● Aim
Set down the material below in full, matching it exactly.

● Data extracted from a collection
— BEGIN —

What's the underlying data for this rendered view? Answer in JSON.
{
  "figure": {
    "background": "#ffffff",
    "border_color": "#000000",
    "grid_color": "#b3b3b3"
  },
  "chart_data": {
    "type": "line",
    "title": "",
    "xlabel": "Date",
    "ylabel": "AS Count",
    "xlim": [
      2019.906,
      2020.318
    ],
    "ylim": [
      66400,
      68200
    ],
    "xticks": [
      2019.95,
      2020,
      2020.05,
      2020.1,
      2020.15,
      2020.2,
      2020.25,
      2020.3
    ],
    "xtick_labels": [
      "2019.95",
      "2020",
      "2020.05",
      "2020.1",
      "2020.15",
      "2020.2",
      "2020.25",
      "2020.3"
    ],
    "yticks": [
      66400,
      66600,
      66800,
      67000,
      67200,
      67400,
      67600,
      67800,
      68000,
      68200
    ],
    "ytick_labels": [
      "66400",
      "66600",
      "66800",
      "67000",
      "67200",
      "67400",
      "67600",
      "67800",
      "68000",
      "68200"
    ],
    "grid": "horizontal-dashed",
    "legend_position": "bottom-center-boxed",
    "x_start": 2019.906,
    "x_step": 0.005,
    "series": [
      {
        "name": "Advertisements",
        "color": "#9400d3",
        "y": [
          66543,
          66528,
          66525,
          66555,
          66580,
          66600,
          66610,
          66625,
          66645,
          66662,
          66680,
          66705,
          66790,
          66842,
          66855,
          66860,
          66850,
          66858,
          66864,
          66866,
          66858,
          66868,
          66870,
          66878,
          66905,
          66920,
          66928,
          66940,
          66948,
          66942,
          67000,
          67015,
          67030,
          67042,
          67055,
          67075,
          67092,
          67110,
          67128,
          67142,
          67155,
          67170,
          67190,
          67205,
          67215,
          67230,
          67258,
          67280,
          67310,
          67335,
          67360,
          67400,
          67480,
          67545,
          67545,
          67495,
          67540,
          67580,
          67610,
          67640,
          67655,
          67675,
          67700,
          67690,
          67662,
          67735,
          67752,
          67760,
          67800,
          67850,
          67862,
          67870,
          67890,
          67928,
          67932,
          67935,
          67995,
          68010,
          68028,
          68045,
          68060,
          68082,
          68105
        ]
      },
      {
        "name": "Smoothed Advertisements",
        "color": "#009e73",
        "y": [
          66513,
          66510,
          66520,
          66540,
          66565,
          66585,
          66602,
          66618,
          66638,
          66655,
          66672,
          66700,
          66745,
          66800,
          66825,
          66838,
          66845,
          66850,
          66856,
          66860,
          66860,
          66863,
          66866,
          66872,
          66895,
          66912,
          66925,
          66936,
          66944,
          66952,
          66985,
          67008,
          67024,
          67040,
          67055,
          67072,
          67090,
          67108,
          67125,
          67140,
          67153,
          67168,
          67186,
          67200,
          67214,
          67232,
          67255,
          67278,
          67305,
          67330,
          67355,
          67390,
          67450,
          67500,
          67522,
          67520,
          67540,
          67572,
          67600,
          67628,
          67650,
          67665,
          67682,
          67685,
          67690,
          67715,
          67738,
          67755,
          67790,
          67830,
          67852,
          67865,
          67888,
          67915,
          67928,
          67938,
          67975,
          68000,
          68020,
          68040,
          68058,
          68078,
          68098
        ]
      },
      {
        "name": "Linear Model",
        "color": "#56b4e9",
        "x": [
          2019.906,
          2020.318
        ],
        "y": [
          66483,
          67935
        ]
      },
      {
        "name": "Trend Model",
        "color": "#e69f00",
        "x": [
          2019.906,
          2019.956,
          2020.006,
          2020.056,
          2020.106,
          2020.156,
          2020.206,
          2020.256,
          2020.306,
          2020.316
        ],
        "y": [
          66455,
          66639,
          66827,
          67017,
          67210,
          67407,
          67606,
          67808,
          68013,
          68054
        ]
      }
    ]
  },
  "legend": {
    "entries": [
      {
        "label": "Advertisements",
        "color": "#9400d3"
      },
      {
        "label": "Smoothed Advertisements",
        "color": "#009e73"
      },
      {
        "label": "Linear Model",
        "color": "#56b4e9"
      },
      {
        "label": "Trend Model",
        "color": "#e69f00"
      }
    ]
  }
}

— END —

● The result
What's the underlying data for this rendered view? Answer in JSON.
{
  "figure": {
    "background": "#ffffff",
    "border_color": "#000000",
    "grid_color": "#b3b3b3"
  },
  "chart_data": {
    "type": "line",
    "title": "",
    "xlabel": "Date",
    "ylabel": "AS Count",
    "xlim": [
      2019.906,
      2020.318
    ],
    "ylim": [
      66400,
      68200
    ],
    "xticks": [
      2019.95,
      2020,
      2020.05,
      2020.1,
      2020.15,
      2020.2,
      2020.25,
      2020.3
    ],
    "xtick_labels": [
      "2019.95",
      "2020",
      "2020.05",
      "2020.1",
      "2020.15",
      "2020.2",
      "2020.25",
      "2020.3"
    ],
    "yticks": [
      66400,
      66600,
      66800,
      67000,
      67200,
      67400,
      67600,
      67800,
      68000,
      68200
    ],
    "ytick_labels": [
      "66400",
      "66600",
      "66800",
      "67000",
      "67200",
      "67400",
      "67600",
      "67800",
      "68000",
      "68200"
    ],
    "grid": "horizontal-dashed",
    "legend_position": "bottom-center-boxed",
    "x_start": 2019.906,
    "x_step": 0.005,
    "series": [
      {
        "name": "Advertisements",
        "color": "#9400d3",
        "y": [
          66543,
          66528,
          66525,
          66555,
          66580,
          66600,
          66610,
          66625,
          66645,
          66662,
          66680,
          66705,
          66790,
          66842,
          66855,
          66860,
          66850,
          66858,
          66864,
          66866,
          66858,
          66868,
          66870,
          66878,
          66905,
          66920,
          66928,
          66940,
          66948,
          66942,
          67000,
          67015,
          67030,
          67042,
          67055,
          67075,
          67092,
          67110,
          67128,
          67142,
          67155,
          67170,
          67190,
          67205,
          67215,
          67230,
          67258,
          67280,
          67310,
          67335,
          67360,
          67400,
          67480,
          67545,
          67545,
          67495,
          67540,
          67580,
          67610,
          67640,
          67655,
          67675,
          67700,
          67690,
          67662,
          67735,
          67752,
          67760,
          67800,
          67850,
          67862,
          67870,
          67890,
          67928,
          67932,
          67935,
          67995,
          68010,
          68028,
          68045,
          68060,
          68082,
          68105
        ]
      },
      {
        "name": "Smoothed Advertisements",
        "color": "#009e73",
        "y": [
          66513,
          66510,
          66520,
          66540,
          66565,
          66585,
          66602,
          66618,
          66638,
          66655,
          66672,
          66700,
          66745,
          66800,
          66825,
          66838,
          66845,
          66850,
          66856,
          66860,
          66860,
          66863,
          66866,
          66872,
          66895,
          66912,
          66925,
          66936,
          66944,
          66952,
          66985,
          67008,
          67024,
          67040,
          67055,
          67072,
          67090,
          67108,
          67125,
          67140,
          67153,
          67168,
          67186,
          67200,
          67214,
          67232,
          67255,
          67278,
          67305,
          67330,
          67355,
          67390,
          67450,
          67500,
          67522,
          67520,
          67540,
          67572,
          67600,
          67628,
          67650,
          67665,
          67682,
          67685,
          67690,
          67715,
          67738,
          67755,
          67790,
          67830,
          67852,
          67865,
          67888,
          67915,
          67928,
          67938,
          67975,
          68000,
          68020,
          68040,
          68058,
          68078,
          68098
        ]
      },
      {
        "name": "Linear Model",
        "color": "#56b4e9",
        "x": [
          2019.906,
          2020.318
        ],
        "y": [
          66483,
          67935
        ]
      },
      {
        "name": "Trend Model",
        "color": "#e69f00",
        "x": [
          2019.906,
          2019.956,
          2020.006,
          2020.056,
          2020.106,
          2020.156,
          2020.206,
          2020.256,
          2020.306,
          2020.316
        ],
        "y": [
          66455,
          66639,
          66827,
          67017,
          67210,
          67407,
          67606,
          67808,
          68013,
          68054
        ]
      }
    ]
  },
  "legend": {
    "entries": [
      {
        "label": "Advertisements",
        "color": "#9400d3"
      },
      {
        "label": "Smoothed Advertisements",
        "color": "#009e73"
      },
      {
        "label": "Linear Model",
        "color": "#56b4e9"
      },
      {
        "label": "Trend Model",
        "color": "#e69f00"
      }
    ]
  }
}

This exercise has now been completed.